■ WHAT IS ASKED
Pick out each line with the word "will" from the material that follows.

(Collection entries)
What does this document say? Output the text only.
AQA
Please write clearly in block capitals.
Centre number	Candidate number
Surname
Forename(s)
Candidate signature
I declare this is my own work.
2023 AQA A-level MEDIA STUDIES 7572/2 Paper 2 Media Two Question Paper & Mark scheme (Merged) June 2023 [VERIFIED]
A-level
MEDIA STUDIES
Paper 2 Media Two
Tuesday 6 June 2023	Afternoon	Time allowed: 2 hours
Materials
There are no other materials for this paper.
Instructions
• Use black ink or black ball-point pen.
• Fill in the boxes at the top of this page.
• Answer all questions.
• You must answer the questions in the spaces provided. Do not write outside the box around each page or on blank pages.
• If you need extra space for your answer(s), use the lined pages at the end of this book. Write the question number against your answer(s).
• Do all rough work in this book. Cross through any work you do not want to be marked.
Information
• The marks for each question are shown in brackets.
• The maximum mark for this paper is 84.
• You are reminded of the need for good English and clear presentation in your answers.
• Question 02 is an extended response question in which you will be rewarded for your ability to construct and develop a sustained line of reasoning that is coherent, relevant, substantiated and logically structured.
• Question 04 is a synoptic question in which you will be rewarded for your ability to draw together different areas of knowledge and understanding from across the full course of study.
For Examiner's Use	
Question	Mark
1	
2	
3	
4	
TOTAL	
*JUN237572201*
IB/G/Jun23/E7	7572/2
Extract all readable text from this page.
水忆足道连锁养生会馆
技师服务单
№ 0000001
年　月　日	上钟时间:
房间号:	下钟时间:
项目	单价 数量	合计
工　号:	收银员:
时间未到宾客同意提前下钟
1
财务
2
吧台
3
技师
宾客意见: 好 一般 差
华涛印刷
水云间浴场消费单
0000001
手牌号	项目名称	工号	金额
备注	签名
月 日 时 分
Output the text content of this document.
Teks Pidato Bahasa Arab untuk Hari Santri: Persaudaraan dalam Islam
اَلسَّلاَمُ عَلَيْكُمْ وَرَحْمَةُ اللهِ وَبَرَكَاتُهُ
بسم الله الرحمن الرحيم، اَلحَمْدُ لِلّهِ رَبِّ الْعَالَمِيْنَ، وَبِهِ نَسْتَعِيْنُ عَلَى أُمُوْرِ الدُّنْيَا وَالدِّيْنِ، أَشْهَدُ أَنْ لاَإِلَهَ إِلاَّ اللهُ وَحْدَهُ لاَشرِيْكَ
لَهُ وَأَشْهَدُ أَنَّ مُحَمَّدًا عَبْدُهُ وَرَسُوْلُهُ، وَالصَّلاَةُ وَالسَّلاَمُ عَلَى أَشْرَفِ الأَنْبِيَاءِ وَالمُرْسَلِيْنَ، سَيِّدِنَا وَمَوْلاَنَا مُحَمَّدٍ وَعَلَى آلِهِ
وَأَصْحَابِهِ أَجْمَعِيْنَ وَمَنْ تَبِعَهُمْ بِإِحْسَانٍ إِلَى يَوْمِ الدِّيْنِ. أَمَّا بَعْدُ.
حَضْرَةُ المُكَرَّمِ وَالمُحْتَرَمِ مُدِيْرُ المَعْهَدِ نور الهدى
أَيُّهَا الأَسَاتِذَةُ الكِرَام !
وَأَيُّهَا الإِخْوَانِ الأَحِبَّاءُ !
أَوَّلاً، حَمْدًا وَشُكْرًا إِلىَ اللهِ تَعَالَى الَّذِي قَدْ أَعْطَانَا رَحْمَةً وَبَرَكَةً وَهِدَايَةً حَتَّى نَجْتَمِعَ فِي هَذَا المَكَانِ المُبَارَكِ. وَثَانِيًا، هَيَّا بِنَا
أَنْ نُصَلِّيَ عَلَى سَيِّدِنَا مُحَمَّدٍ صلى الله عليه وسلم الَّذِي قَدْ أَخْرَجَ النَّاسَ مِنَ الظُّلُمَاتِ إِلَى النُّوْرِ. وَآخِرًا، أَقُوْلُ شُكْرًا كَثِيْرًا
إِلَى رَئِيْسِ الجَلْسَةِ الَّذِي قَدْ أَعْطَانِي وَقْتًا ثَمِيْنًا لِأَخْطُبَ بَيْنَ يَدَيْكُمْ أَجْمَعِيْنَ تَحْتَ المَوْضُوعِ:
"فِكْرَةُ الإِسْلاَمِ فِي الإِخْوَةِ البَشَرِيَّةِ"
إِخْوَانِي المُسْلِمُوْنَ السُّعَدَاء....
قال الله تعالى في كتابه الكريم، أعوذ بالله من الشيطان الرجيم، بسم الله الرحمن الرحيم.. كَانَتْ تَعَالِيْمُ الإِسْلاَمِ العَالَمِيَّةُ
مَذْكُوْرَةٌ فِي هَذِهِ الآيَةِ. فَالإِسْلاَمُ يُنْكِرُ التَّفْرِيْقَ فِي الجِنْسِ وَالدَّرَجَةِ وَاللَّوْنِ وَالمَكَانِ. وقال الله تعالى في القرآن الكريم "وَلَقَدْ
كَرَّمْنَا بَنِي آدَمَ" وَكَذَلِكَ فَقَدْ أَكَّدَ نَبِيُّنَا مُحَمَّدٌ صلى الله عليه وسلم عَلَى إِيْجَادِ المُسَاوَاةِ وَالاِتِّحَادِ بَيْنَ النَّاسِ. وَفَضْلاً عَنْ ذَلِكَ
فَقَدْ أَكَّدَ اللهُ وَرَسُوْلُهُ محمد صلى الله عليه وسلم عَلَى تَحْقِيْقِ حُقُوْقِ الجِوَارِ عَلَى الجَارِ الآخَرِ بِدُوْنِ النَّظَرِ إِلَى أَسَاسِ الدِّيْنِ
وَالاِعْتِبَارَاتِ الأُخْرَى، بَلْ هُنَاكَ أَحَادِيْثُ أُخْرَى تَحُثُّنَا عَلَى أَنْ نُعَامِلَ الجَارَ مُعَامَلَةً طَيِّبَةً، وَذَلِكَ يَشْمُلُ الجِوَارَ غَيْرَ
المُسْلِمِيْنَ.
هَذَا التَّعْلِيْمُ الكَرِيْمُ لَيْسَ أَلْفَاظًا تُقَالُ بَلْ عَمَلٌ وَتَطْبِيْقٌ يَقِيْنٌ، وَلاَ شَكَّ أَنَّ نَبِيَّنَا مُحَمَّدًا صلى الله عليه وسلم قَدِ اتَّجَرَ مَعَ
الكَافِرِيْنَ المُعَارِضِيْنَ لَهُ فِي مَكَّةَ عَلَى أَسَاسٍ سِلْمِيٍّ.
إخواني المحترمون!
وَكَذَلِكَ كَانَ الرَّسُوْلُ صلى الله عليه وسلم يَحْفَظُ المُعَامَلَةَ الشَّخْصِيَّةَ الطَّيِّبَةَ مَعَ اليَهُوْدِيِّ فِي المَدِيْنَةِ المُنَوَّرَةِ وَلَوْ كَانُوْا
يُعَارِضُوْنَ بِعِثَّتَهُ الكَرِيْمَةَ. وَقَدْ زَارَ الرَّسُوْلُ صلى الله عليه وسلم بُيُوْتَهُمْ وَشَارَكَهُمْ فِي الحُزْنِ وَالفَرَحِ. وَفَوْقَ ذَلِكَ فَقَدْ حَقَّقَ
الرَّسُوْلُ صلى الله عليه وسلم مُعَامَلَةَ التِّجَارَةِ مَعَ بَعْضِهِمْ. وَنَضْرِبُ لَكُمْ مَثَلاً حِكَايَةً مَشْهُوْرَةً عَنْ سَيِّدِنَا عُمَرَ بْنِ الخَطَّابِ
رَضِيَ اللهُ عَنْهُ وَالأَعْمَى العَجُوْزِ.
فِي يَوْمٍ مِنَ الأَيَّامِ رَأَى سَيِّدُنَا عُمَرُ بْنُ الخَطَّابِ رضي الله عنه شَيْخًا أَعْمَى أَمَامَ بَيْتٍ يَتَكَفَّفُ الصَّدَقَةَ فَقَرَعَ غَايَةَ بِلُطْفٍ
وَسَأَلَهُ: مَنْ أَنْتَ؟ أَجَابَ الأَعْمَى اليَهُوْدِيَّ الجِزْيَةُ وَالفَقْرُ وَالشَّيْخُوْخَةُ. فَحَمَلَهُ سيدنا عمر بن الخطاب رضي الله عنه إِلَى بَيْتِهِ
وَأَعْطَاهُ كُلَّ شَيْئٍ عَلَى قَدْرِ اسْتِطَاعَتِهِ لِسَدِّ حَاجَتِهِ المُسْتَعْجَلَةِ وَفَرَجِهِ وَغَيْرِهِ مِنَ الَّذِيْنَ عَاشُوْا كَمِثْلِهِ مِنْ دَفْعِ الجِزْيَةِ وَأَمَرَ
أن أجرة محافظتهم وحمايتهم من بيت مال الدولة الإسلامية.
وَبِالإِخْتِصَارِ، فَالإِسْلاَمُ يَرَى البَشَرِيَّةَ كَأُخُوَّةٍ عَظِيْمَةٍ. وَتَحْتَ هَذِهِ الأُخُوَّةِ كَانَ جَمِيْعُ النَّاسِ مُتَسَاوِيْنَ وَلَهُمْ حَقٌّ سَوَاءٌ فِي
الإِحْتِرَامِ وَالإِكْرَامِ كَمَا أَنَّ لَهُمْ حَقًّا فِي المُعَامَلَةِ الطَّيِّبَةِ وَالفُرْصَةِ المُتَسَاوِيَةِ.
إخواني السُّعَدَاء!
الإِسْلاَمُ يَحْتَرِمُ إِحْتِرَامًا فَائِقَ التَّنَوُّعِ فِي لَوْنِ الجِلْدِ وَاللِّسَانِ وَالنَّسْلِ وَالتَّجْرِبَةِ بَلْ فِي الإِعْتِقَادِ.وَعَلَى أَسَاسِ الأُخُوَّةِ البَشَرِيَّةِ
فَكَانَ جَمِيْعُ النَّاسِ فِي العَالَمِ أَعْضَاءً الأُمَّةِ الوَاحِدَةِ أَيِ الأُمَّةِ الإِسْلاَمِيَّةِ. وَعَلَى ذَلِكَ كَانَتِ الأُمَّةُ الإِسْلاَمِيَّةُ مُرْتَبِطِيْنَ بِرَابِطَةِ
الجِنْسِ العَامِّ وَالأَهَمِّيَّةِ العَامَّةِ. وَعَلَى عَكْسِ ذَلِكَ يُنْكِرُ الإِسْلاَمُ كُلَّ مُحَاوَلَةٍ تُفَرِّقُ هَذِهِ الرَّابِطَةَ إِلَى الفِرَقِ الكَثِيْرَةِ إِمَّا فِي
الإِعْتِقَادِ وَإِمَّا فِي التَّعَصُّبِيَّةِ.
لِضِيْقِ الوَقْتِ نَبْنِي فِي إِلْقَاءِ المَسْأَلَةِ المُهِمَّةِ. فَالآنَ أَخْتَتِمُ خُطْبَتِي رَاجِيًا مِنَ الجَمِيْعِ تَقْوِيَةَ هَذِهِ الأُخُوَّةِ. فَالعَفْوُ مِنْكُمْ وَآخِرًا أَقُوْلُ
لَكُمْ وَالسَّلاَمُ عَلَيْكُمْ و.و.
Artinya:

■ TASK ANSWER
• Question 02 is an extended response question in which you will be rewarded for your ability to construct and develop a sustained line of reasoning that is coherent, relevant, substantiated and logically structured.
• Question 04 is a synoptic question in which you will be rewarded for your ability to draw together different areas of knowledge and understanding from across the full course of study.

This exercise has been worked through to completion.